Start of Task material
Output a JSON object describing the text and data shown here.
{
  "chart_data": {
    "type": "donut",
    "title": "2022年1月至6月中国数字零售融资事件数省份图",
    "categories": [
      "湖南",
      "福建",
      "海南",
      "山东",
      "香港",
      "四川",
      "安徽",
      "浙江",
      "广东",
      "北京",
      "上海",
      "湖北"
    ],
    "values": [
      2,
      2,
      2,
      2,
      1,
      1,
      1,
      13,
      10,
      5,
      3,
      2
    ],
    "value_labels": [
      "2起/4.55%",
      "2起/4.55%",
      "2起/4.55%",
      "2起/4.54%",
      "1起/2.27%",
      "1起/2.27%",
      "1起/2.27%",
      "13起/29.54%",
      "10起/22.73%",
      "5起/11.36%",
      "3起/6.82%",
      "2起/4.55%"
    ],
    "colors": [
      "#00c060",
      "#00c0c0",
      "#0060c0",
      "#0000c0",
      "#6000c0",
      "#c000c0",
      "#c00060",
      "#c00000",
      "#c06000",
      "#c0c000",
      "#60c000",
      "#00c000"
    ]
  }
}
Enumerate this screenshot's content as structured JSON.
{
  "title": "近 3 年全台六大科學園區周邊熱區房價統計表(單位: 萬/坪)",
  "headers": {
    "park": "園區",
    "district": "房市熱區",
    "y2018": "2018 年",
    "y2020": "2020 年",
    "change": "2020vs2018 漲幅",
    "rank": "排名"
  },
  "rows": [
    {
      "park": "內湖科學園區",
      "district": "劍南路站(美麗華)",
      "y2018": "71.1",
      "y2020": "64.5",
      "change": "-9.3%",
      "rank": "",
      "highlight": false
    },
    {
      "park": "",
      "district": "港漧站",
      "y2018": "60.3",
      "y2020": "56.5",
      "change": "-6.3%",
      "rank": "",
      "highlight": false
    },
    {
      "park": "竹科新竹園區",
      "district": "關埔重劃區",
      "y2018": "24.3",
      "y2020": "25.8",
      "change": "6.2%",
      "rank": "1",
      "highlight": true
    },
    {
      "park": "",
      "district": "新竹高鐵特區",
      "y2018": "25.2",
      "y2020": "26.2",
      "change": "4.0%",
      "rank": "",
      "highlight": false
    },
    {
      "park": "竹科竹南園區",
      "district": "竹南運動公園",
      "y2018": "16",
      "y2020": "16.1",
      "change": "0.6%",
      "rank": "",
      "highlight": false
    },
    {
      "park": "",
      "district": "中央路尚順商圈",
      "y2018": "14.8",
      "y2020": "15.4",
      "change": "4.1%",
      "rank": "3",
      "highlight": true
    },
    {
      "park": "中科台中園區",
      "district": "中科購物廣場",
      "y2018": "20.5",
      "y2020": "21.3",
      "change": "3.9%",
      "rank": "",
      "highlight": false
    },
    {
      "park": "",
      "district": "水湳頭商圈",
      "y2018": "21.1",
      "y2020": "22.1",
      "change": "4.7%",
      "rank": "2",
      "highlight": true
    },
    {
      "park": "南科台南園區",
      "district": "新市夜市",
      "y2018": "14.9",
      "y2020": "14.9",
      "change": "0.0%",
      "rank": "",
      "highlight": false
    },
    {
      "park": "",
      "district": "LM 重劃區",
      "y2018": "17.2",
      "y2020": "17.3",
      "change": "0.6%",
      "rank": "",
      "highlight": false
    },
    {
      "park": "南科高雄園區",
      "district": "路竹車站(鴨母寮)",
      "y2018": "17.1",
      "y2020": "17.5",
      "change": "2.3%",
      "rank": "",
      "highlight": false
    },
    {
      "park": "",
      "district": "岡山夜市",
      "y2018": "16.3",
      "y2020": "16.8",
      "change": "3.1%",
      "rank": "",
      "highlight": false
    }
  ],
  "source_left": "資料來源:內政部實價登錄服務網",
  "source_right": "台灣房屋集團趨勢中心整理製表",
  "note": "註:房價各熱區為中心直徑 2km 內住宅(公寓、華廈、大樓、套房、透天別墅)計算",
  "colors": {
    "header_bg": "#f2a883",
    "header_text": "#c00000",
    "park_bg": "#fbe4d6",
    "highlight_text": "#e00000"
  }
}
End of Task material
● **Aim**
Set down the entries verbatim, leaving none out.

● **Output of the task**
Output a JSON object describing the text and data shown here.
{
  "chart_data": {
    "type": "donut",
    "title": "2022年1月至6月中国数字零售融资事件数省份图",
    "categories": [
      "湖南",
      "福建",
      "海南",
      "山东",
      "香港",
      "四川",
      "安徽",
      "浙江",
      "广东",
      "北京",
      "上海",
      "湖北"
    ],
    "values": [
      2,
      2,
      2,
      2,
      1,
      1,
      1,
      13,
      10,
      5,
      3,
      2
    ],
    "value_labels": [
      "2起/4.55%",
      "2起/4.55%",
      "2起/4.55%",
      "2起/4.54%",
      "1起/2.27%",
      "1起/2.27%",
      "1起/2.27%",
      "13起/29.54%",
      "10起/22.73%",
      "5起/11.36%",
      "3起/6.82%",
      "2起/4.55%"
    ],
    "colors": [
      "#00c060",
      "#00c0c0",
      "#0060c0",
      "#0000c0",
      "#6000c0",
      "#c000c0",
      "#c00060",
      "#c00000",
      "#c06000",
      "#c0c000",
      "#60c000",
      "#00c000"
    ]
  }
}
Enumerate this screenshot's content as structured JSON.
{
  "title": "近 3 年全台六大科學園區周邊熱區房價統計表(單位: 萬/坪)",
  "headers": {
    "park": "園區",
    "district": "房市熱區",
    "y2018": "2018 年",
    "y2020": "2020 年",
    "change": "2020vs2018 漲幅",
    "rank": "排名"
  },
  "rows": [
    {
      "park": "內湖科學園區",
      "district": "劍南路站(美麗華)",
      "y2018": "71.1",
      "y2020": "64.5",
      "change": "-9.3%",
      "rank": "",
      "highlight": false
    },
    {
      "park": "",
      "district": "港漧站",
      "y2018": "60.3",
      "y2020": "56.5",
      "change": "-6.3%",
      "rank": "",
      "highlight": false
    },
    {
      "park": "竹科新竹園區",
      "district": "關埔重劃區",
      "y2018": "24.3",
      "y2020": "25.8",
      "change": "6.2%",
      "rank": "1",
      "highlight": true
    },
    {
      "park": "",
      "district": "新竹高鐵特區",
      "y2018": "25.2",
      "y2020": "26.2",
      "change": "4.0%",
      "rank": "",
      "highlight": false
    },
    {
      "park": "竹科竹南園區",
      "district": "竹南運動公園",
      "y2018": "16",
      "y2020": "16.1",
      "change": "0.6%",
      "rank": "",
      "highlight": false
    },
    {
      "park": "",
      "district": "中央路尚順商圈",
      "y2018": "14.8",
      "y2020": "15.4",
      "change": "4.1%",
      "rank": "3",
      "highlight": true
    },
    {
      "park": "中科台中園區",
      "district": "中科購物廣場",
      "y2018": "20.5",
      "y2020": "21.3",
      "change": "3.9%",
      "rank": "",
      "highlight": false
    },
    {
      "park": "",
      "district": "水湳頭商圈",
      "y2018": "21.1",
      "y2020": "22.1",
      "change": "4.7%",
      "rank": "2",
      "highlight": true
    },
    {
      "park": "南科台南園區",
      "district": "新市夜市",
      "y2018": "14.9",
      "y2020": "14.9",
      "change": "0.0%",
      "rank": "",
      "highlight": false
    },
    {
      "park": "",
      "district": "LM 重劃區",
      "y2018": "17.2",
      "y2020": "17.3",
      "change": "0.6%",
      "rank": "",
      "highlight": false
    },
    {
      "park": "南科高雄園區",
      "district": "路竹車站(鴨母寮)",
      "y2018": "17.1",
      "y2020": "17.5",
      "change": "2.3%",
      "rank": "",
      "highlight": false
    },
    {
      "park": "",
      "district": "岡山夜市",
      "y2018": "16.3",
      "y2020": "16.8",
      "change": "3.1%",
      "rank": "",
      "highlight": false
    }
  ],
  "source_left": "資料來源:內政部實價登錄服務網",
  "source_right": "台灣房屋集團趨勢中心整理製表",
  "note": "註:房價各熱區為中心直徑 2km 內住宅(公寓、華廈、大樓、套房、透天別墅)計算",
  "colors": {
    "header_bg": "#f2a883",
    "header_text": "#c00000",
    "park_bg": "#fbe4d6",
    "highlight_text": "#e00000"
  }
}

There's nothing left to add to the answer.